▸ **DIRECTIONS**
Give only the number of lines in the listing below where the string "Workstation" occurs.
##########
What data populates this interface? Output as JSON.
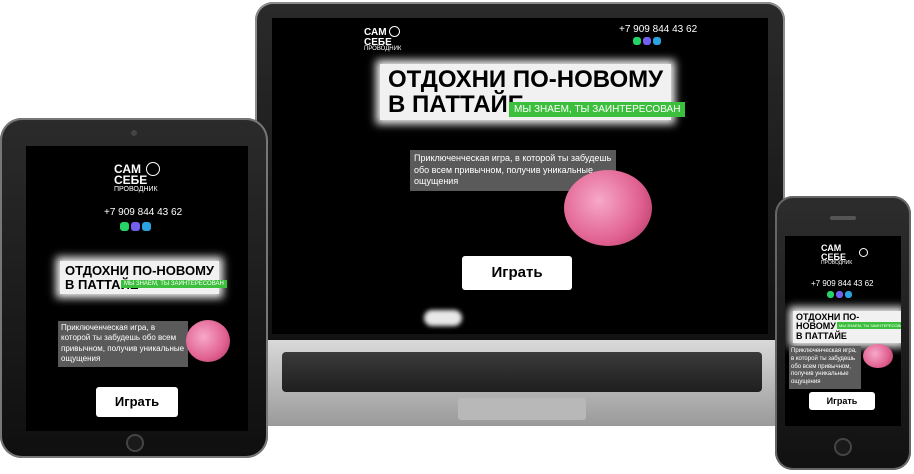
{
  "brand": {
    "logo_line1": "САМ",
    "logo_line2": "СЕБЕ",
    "logo_line3": "ПРОВОДНИК"
  },
  "contact": {
    "phone": "+7 909 844 43 62"
  },
  "messengers": [
    "whatsapp-icon",
    "viber-icon",
    "telegram-icon"
  ],
  "hero": {
    "title_line1": "ОТДОХНИ ПО-НОВОМУ",
    "title_line2": "В ПАТТАЙЕ",
    "badge": "МЫ ЗНАЕМ, ТЫ ЗАИНТЕРЕСОВАН",
    "description": "Приключенческая игра, в которой ты забудешь обо всем привычном, получив уникальные ощущения",
    "cta_label": "Играть"
  },
  "colors": {
    "accent_green": "#3cbf3c",
    "background": "#000000",
    "description_bg": "#5a5a5a"
  }
}
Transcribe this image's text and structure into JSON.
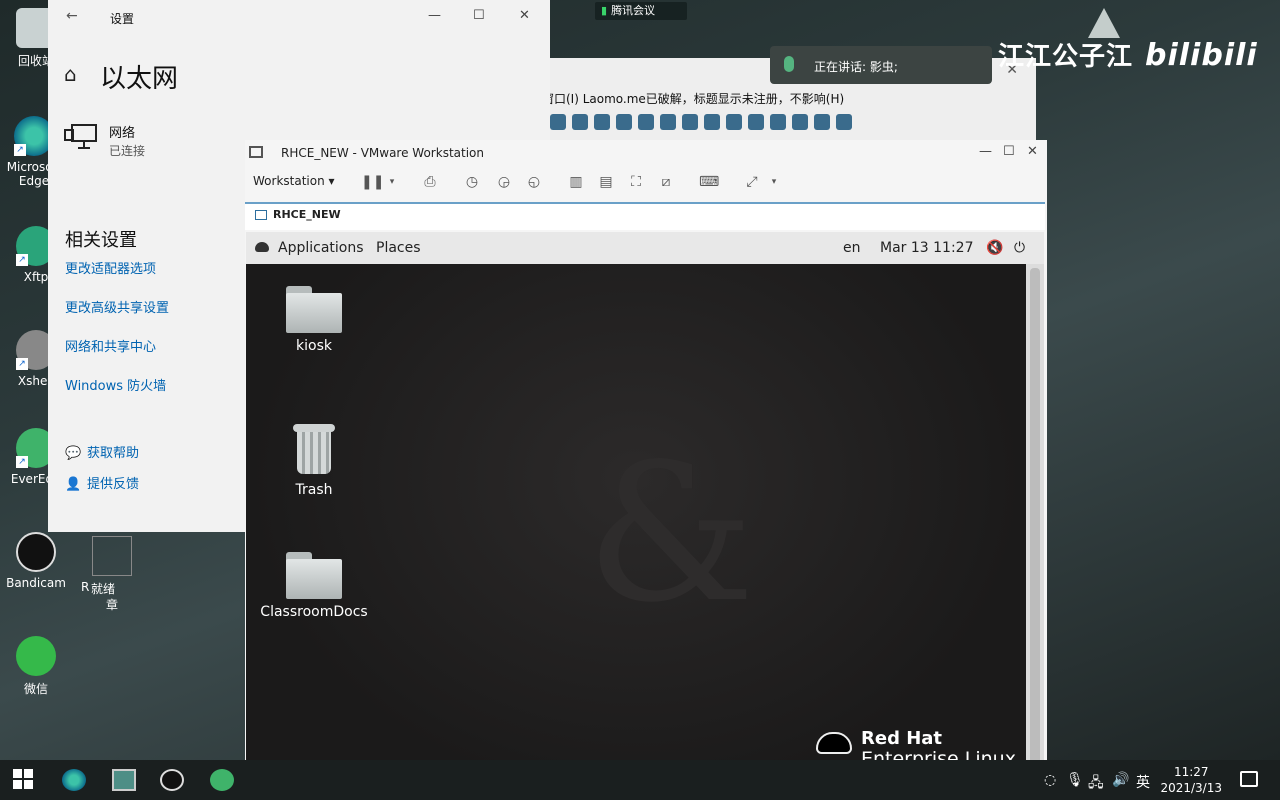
{
  "desktop": {
    "icons": [
      {
        "label": "回收站"
      },
      {
        "label": "Microsoft Edge"
      },
      {
        "label": "Xftp"
      },
      {
        "label": "Xshell"
      },
      {
        "label": "EverEdit"
      },
      {
        "label": "Bandicam"
      },
      {
        "label": "微信"
      }
    ],
    "partial_label_1": "R",
    "partial_label_2": "就绪",
    "partial_label_3": "章"
  },
  "settings": {
    "window_title": "设置",
    "page_title": "以太网",
    "network_name": "网络",
    "network_status": "已连接",
    "related_heading": "相关设置",
    "links": [
      "更改适配器选项",
      "更改高级共享设置",
      "网络和共享中心",
      "Windows 防火墙"
    ],
    "help": "获取帮助",
    "feedback": "提供反馈"
  },
  "bg_window": {
    "menu_text": "窗口(I)    Laomo.me已破解，标题显示未注册，不影响(H)"
  },
  "vmware": {
    "window_title": "RHCE_NEW - VMware Workstation",
    "workstation_menu": "Workstation",
    "tab_label": "RHCE_NEW",
    "guest": {
      "menu_applications": "Applications",
      "menu_places": "Places",
      "lang": "en",
      "datetime": "Mar 13  11:27",
      "icons": [
        {
          "label": "kiosk"
        },
        {
          "label": "Trash"
        },
        {
          "label": "ClassroomDocs"
        }
      ],
      "brand_line1": "Red Hat",
      "brand_line2": "Enterprise Linux"
    }
  },
  "overlay": {
    "meeting_app": "腾讯会议",
    "speaking_text": "正在讲话: 影虫;",
    "watermark_text": "江江公子江",
    "watermark_brand": "bilibili"
  },
  "taskbar": {
    "ime": "英",
    "time": "11:27",
    "date": "2021/3/13"
  }
}
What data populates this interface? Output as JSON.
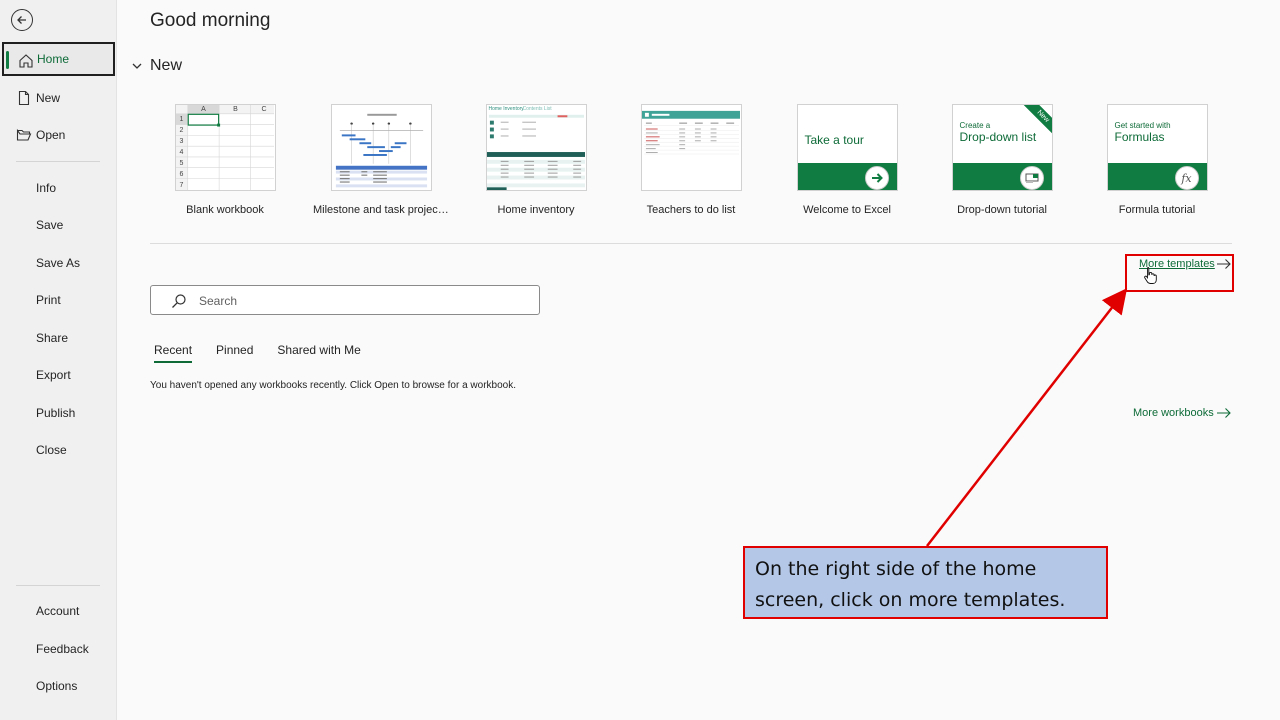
{
  "sidebar": {
    "nav_top": [
      {
        "label": "Home",
        "icon": "home-icon"
      },
      {
        "label": "New",
        "icon": "new-file-icon"
      },
      {
        "label": "Open",
        "icon": "open-folder-icon"
      }
    ],
    "nav_middle": [
      "Info",
      "Save",
      "Save As",
      "Print",
      "Share",
      "Export",
      "Publish",
      "Close"
    ],
    "nav_bottom": [
      "Account",
      "Feedback",
      "Options"
    ]
  },
  "main": {
    "greeting": "Good morning",
    "new_section_title": "New",
    "templates": [
      {
        "label": "Blank workbook",
        "thumb": "blank"
      },
      {
        "label": "Milestone and task project t...",
        "thumb": "milestone"
      },
      {
        "label": "Home inventory",
        "thumb": "inventory"
      },
      {
        "label": "Teachers to do list",
        "thumb": "teachers"
      },
      {
        "label": "Welcome to Excel",
        "thumb": "tour",
        "thumb_text": "Take a tour"
      },
      {
        "label": "Drop-down tutorial",
        "thumb": "dropdown",
        "thumb_small": "Create a",
        "thumb_text": "Drop-down list",
        "badge": "New"
      },
      {
        "label": "Formula tutorial",
        "thumb": "formula",
        "thumb_small": "Get started with",
        "thumb_text": "Formulas",
        "symbol": "fx"
      }
    ],
    "blank_grid": {
      "columns": [
        "A",
        "B",
        "C"
      ],
      "rows": [
        "1",
        "2",
        "3",
        "4",
        "5",
        "6",
        "7"
      ]
    },
    "inventory_thumb": {
      "title": "Home Inventory",
      "tab": "Contents List"
    },
    "more_templates": "More templates",
    "search": {
      "placeholder": "Search"
    },
    "tabs": [
      "Recent",
      "Pinned",
      "Shared with Me"
    ],
    "empty_message": "You haven't opened any workbooks recently. Click Open to browse for a workbook.",
    "more_workbooks": "More workbooks"
  },
  "callout": {
    "text": "On the right side of the home screen, click on more templates."
  },
  "colors": {
    "accent_green": "#107c41",
    "link_green": "#0e6b38",
    "highlight_red": "#e00000",
    "callout_fill": "#b4c7e7"
  }
}
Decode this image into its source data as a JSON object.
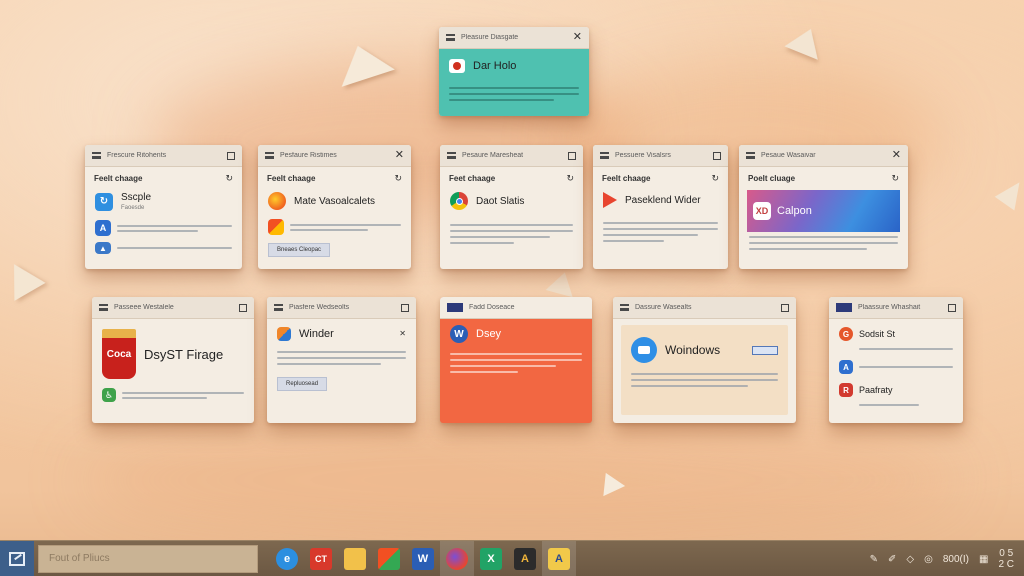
{
  "windows": {
    "top": {
      "title": "Pleasure Diasgate",
      "app_name": "Dar Holo"
    },
    "r1c1": {
      "title": "Frescure Ritohents",
      "subheader": "Feelt chaage",
      "app_name": "Sscple",
      "app_sub": "Faoesde"
    },
    "r1c2": {
      "title": "Pesfaure Ristimes",
      "subheader": "Feelt chaage",
      "app_name": "Mate Vasoalcalets",
      "button_label": "Bneaes Cleopac"
    },
    "r1c3": {
      "title": "Pesaure Maresheat",
      "subheader": "Feet chaage",
      "app_name": "Daot Slatis"
    },
    "r1c4": {
      "title": "Pessuere Visalsrs",
      "subheader": "Feelt chaage",
      "app_name": "Paseklend Wider"
    },
    "r1c5": {
      "title": "Pesaue Wasaivar",
      "subheader": "Poelt cluage",
      "app_name": "Calpon"
    },
    "r2c1": {
      "title": "Passeee Westalele",
      "app_name": "DsyST Firage"
    },
    "r2c2": {
      "title": "Piasfere Wedseolts",
      "app_name": "Winder",
      "button_label": "Repluosead"
    },
    "r2c3": {
      "title": "Fadd Doseace",
      "app_name": "Dsey"
    },
    "r2c4": {
      "title": "Dassure Wasealts",
      "app_name": "Woindows"
    },
    "r2c5": {
      "title": "Plaassure Whashait",
      "items": [
        "Sodsit St",
        "Paafraty"
      ]
    }
  },
  "taskbar": {
    "search_placeholder": "Fout of Pliucs",
    "tray_text": "800(I)",
    "clock_line1": "0 5",
    "clock_line2": "2 C"
  },
  "colors": {
    "accent_teal": "#4fc1b0",
    "accent_orange": "#f26742",
    "taskbar_bg": "#7d684f"
  }
}
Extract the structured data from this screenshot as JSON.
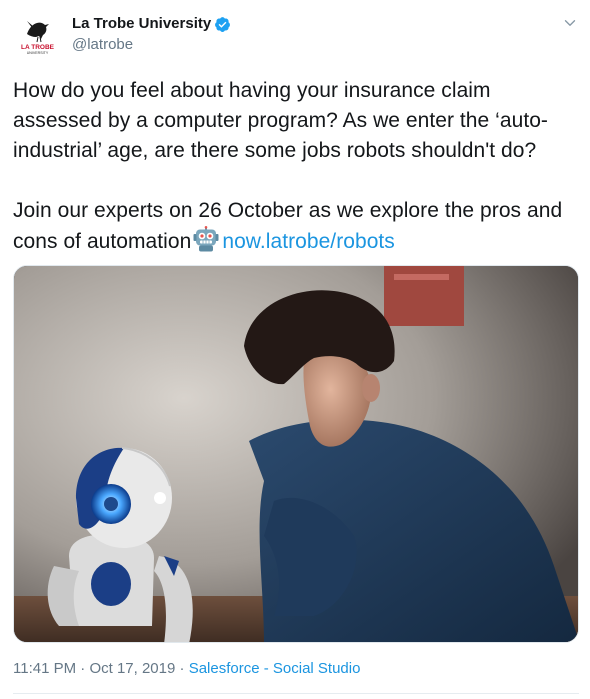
{
  "account": {
    "display_name": "La Trobe University",
    "handle": "@latrobe",
    "verified": true,
    "logo_text": "LA TROBE",
    "logo_subtext": "UNIVERSITY"
  },
  "tweet": {
    "paragraph1": "How do you feel about having your insurance claim assessed by a computer program? As we enter the ‘auto-industrial’ age, are there some jobs robots shouldn't do?",
    "paragraph2_text": "Join our experts on 26 October as we explore the pros and cons of automation",
    "emoji": "robot-face",
    "link": "now.latrobe/robots"
  },
  "meta": {
    "time": "11:41 PM",
    "separator": "·",
    "date": "Oct 17, 2019",
    "source": "Salesforce - Social Studio"
  },
  "colors": {
    "link": "#1b95e0",
    "verified": "#1da1f2",
    "text": "#14171a",
    "secondary": "#657786",
    "logo_red": "#c8102e"
  },
  "icons": {
    "verified": "verified-badge-icon",
    "menu": "chevron-down-icon",
    "emoji": "robot-face-emoji"
  }
}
##########
▸ **ANSWER TO THE TASK**
2